Я зажмурился, не в силах справиться с печалью. Это подавляло всё, но не гасило свечу мужества в центре моего сердца. Прежде чем я успел засомневаться или что-либо подумать, я широко раскрыл глаза и посмотрел ей прямо в лицо.
Даже сейчас, когда я пишу это, у меня перехватывает дыхание при воспоминании о том, что я видел.
Она была идеальна.
Она была абсолютно совершенной во всех отношениях, без единого изъяна. Она выглядела так же идеально, как моя собственная дочь в день её рождения. На ней не было ни царапины. С ней всё было в порядке.
Я был ошеломлен. Я был сбит с толку. Физически я видел, как она оглядывалась вокруг, отшатываясь от меня. Она была ранена. Ей было больно. Но она была совершенством. Она не пострадала. Всё было в порядке.
Какая-то часть меня всё ещё чувствовала боль. Но она отодвинулась. Мне пришлось сосредоточиться на ней, чтобы почувствовать её. Казалось, боль заглушалась совершенством девушки. Именно тогда я понял, что происходит. Я видел её такой, какой её видел Бог.
Это было выше моего понимания — одновременно и более, и менее, чем я могу выразить словами. Он не скрывал боль. Он не скрывал её и не прятался от неё. На самом деле, казалось, что Он был прямо в центре этого, как будто Он чувствовал боль больше, чем я, и даже больше, чем девушка. Он не скрывал этого. Он был просто лучше, чем боль—не выше и не ниже её, не слишком крут для неё, просто лучше. Он мог каким-то образом стоять в самом центре всей этой боли и оставаться благим.

- [ЗАДАНИЕ 1]: Выведите из отрывка всё, начиная со слов «Она была абсолютно» и вниз до слов «её видел Бог.» включительно, ничего не меняя.
- [ЗАДАНИЕ 2]: Пожалуйста, определите, согласуются ли с отрывком три утверждения: (a) на девушке были царапины; (b) рассказчик увидел девушку такой, какой её видел Бог; (c) Бог скрывал боль. На каждое ответьте «да» или «нет» и приведите решающие слова отрывка в точной цитате.

- [СОХРАНЁННЫЕ ДАННЫЕ]:
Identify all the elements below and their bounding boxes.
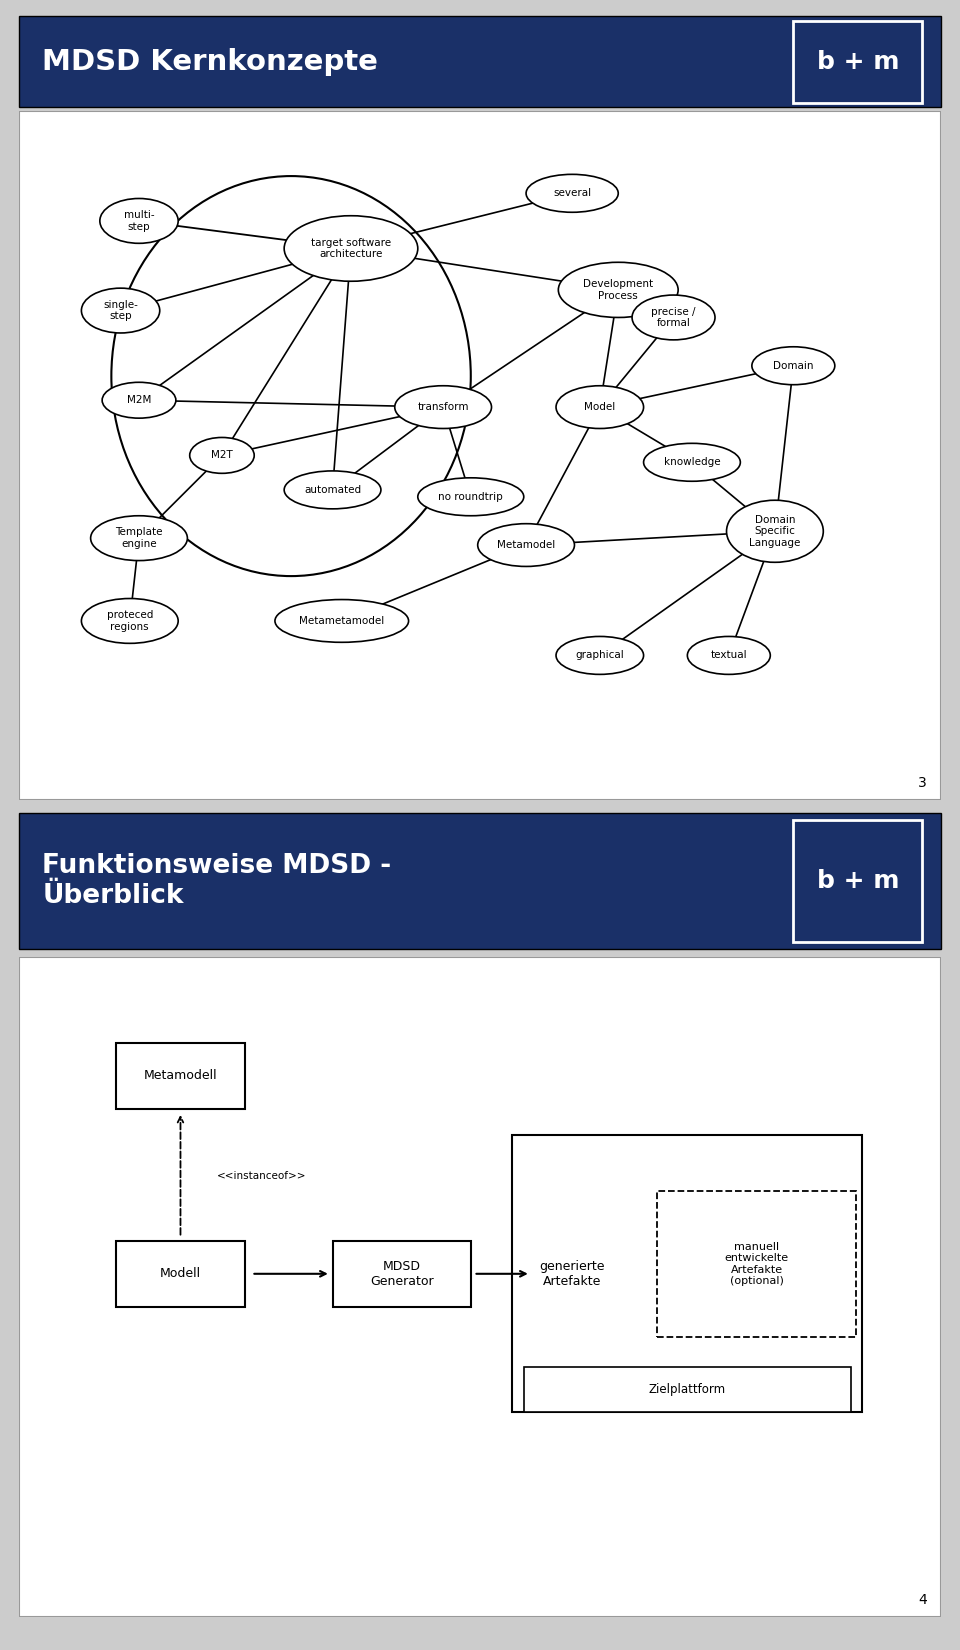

- [ПОЛНЫЙ ОТВЕТ 1]:
Она была абсолютно совершенной во всех отношениях, без единого изъяна. Она выглядела так же идеально, как моя собственная дочь в день её рождения. На ней не было ни царапины. С ней всё было в порядке.
Я был ошеломлен. Я был сбит с толку. Физически я видел, как она оглядывалась вокруг, отшатываясь от меня. Она была ранена. Ей было больно. Но она была совершенством. Она не пострадала. Всё было в порядке.
Какая-то часть меня всё ещё чувствовала боль. Но она отодвинулась. Мне пришлось сосредоточиться на ней, чтобы почувствовать её. Казалось, боль заглушалась совершенством девушки. Именно тогда я понял, что происходит. Я видел её такой, какой её видел Бог.

- [ПОЛНЫЙ ОТВЕТ 2]:
(a) Нет: «На ней не было ни царапины».
(b) Да: «Я видел её такой, какой её видел Бог».
(c) Нет: «Он не скрывал боль».